Saved entries:
----------
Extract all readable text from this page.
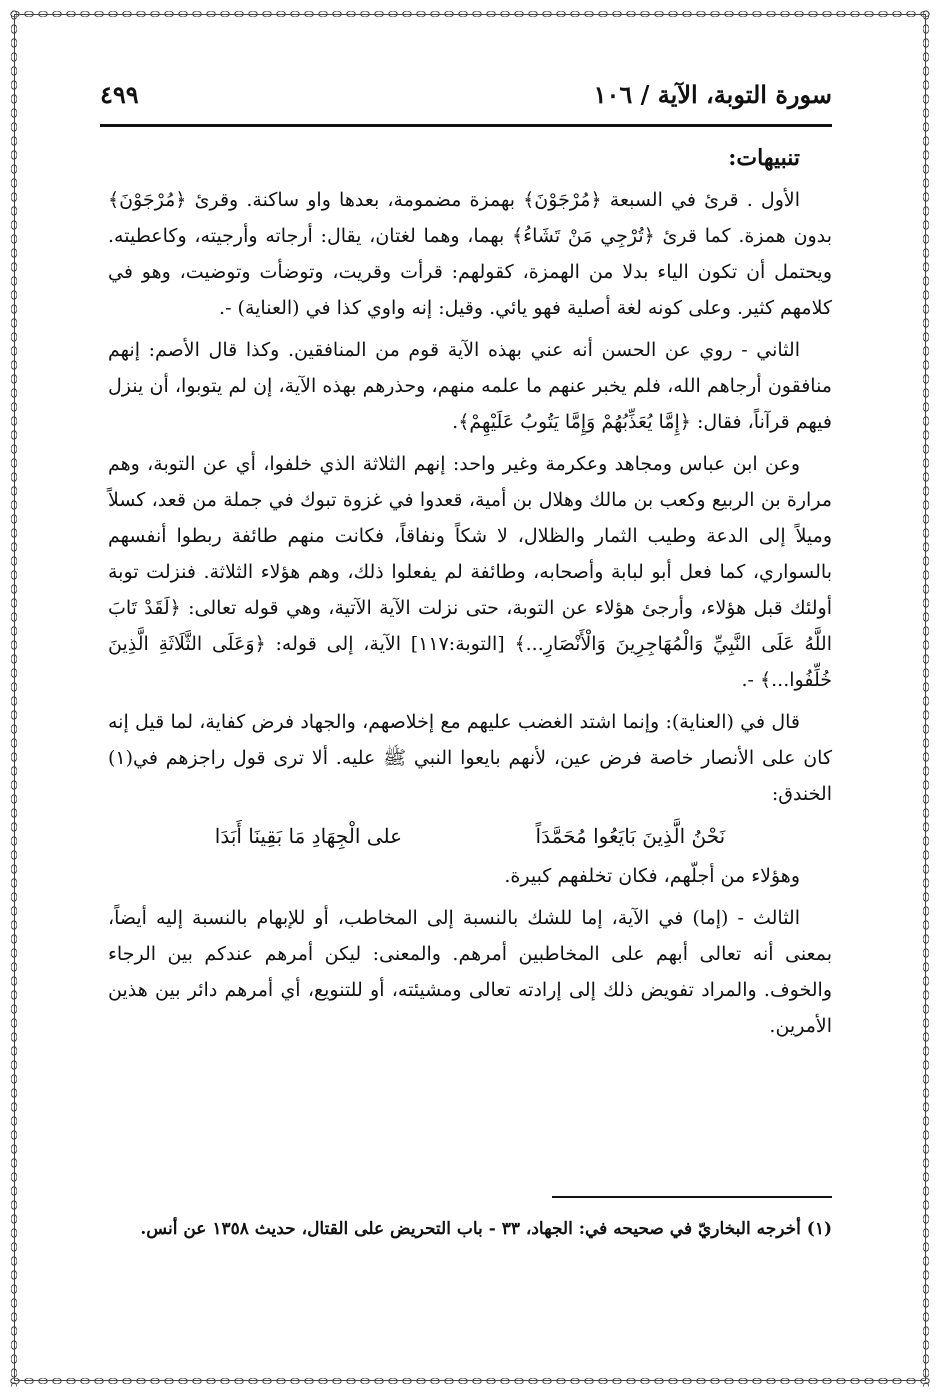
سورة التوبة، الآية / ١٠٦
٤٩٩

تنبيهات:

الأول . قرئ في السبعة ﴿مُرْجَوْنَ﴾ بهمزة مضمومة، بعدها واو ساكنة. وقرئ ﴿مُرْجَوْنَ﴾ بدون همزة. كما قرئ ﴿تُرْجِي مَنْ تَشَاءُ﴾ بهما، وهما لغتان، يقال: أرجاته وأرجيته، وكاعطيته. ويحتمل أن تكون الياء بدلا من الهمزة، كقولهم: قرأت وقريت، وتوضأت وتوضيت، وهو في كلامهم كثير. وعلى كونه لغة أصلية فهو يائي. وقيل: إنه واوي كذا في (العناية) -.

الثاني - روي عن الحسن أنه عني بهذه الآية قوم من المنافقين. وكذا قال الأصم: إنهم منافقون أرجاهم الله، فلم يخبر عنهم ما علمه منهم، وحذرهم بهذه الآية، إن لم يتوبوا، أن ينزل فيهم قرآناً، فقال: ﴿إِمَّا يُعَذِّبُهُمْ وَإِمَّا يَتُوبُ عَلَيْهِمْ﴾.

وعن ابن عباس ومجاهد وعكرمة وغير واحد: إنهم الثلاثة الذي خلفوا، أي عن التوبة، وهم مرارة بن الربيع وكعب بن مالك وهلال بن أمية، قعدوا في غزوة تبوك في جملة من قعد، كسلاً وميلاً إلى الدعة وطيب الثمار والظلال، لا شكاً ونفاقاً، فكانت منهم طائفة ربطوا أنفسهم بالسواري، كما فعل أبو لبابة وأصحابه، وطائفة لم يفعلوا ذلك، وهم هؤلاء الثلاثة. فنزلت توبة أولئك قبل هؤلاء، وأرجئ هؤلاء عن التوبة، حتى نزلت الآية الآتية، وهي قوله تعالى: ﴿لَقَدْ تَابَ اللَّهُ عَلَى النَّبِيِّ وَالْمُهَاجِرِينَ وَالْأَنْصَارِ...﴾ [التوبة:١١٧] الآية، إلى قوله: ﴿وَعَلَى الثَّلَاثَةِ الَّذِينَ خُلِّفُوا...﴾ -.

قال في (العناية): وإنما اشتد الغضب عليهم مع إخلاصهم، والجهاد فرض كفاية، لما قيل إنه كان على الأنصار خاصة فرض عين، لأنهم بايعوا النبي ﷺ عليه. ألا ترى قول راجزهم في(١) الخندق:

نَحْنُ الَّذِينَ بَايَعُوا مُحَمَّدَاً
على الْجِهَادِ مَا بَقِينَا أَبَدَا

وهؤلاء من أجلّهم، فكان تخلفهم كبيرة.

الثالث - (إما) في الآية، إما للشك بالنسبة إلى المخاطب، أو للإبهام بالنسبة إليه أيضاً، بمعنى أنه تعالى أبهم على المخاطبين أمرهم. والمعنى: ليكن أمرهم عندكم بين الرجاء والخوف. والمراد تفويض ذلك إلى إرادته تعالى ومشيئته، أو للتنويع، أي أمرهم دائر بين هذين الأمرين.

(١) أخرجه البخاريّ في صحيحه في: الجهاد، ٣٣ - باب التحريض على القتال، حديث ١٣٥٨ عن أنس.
----------
• _EXERCISE_: Copy the whole of the material above exactly, but not its images.

• _CORRECT RESULT_:
Extract all readable text from this page.
سورة التوبة، الآية / ١٠٦
٤٩٩

تنبيهات:

الأول . قرئ في السبعة ﴿مُرْجَوْنَ﴾ بهمزة مضمومة، بعدها واو ساكنة. وقرئ ﴿مُرْجَوْنَ﴾ بدون همزة. كما قرئ ﴿تُرْجِي مَنْ تَشَاءُ﴾ بهما، وهما لغتان، يقال: أرجاته وأرجيته، وكاعطيته. ويحتمل أن تكون الياء بدلا من الهمزة، كقولهم: قرأت وقريت، وتوضأت وتوضيت، وهو في كلامهم كثير. وعلى كونه لغة أصلية فهو يائي. وقيل: إنه واوي كذا في (العناية) -.

الثاني - روي عن الحسن أنه عني بهذه الآية قوم من المنافقين. وكذا قال الأصم: إنهم منافقون أرجاهم الله، فلم يخبر عنهم ما علمه منهم، وحذرهم بهذه الآية، إن لم يتوبوا، أن ينزل فيهم قرآناً، فقال: ﴿إِمَّا يُعَذِّبُهُمْ وَإِمَّا يَتُوبُ عَلَيْهِمْ﴾.

وعن ابن عباس ومجاهد وعكرمة وغير واحد: إنهم الثلاثة الذي خلفوا، أي عن التوبة، وهم مرارة بن الربيع وكعب بن مالك وهلال بن أمية، قعدوا في غزوة تبوك في جملة من قعد، كسلاً وميلاً إلى الدعة وطيب الثمار والظلال، لا شكاً ونفاقاً، فكانت منهم طائفة ربطوا أنفسهم بالسواري، كما فعل أبو لبابة وأصحابه، وطائفة لم يفعلوا ذلك، وهم هؤلاء الثلاثة. فنزلت توبة أولئك قبل هؤلاء، وأرجئ هؤلاء عن التوبة، حتى نزلت الآية الآتية، وهي قوله تعالى: ﴿لَقَدْ تَابَ اللَّهُ عَلَى النَّبِيِّ وَالْمُهَاجِرِينَ وَالْأَنْصَارِ...﴾ [التوبة:١١٧] الآية، إلى قوله: ﴿وَعَلَى الثَّلَاثَةِ الَّذِينَ خُلِّفُوا...﴾ -.

قال في (العناية): وإنما اشتد الغضب عليهم مع إخلاصهم، والجهاد فرض كفاية، لما قيل إنه كان على الأنصار خاصة فرض عين، لأنهم بايعوا النبي ﷺ عليه. ألا ترى قول راجزهم في(١) الخندق:

نَحْنُ الَّذِينَ بَايَعُوا مُحَمَّدَاً
على الْجِهَادِ مَا بَقِينَا أَبَدَا

وهؤلاء من أجلّهم، فكان تخلفهم كبيرة.

الثالث - (إما) في الآية، إما للشك بالنسبة إلى المخاطب، أو للإبهام بالنسبة إليه أيضاً، بمعنى أنه تعالى أبهم على المخاطبين أمرهم. والمعنى: ليكن أمرهم عندكم بين الرجاء والخوف. والمراد تفويض ذلك إلى إرادته تعالى ومشيئته، أو للتنويع، أي أمرهم دائر بين هذين الأمرين.

(١) أخرجه البخاريّ في صحيحه في: الجهاد، ٣٣ - باب التحريض على القتال، حديث ١٣٥٨ عن أنس.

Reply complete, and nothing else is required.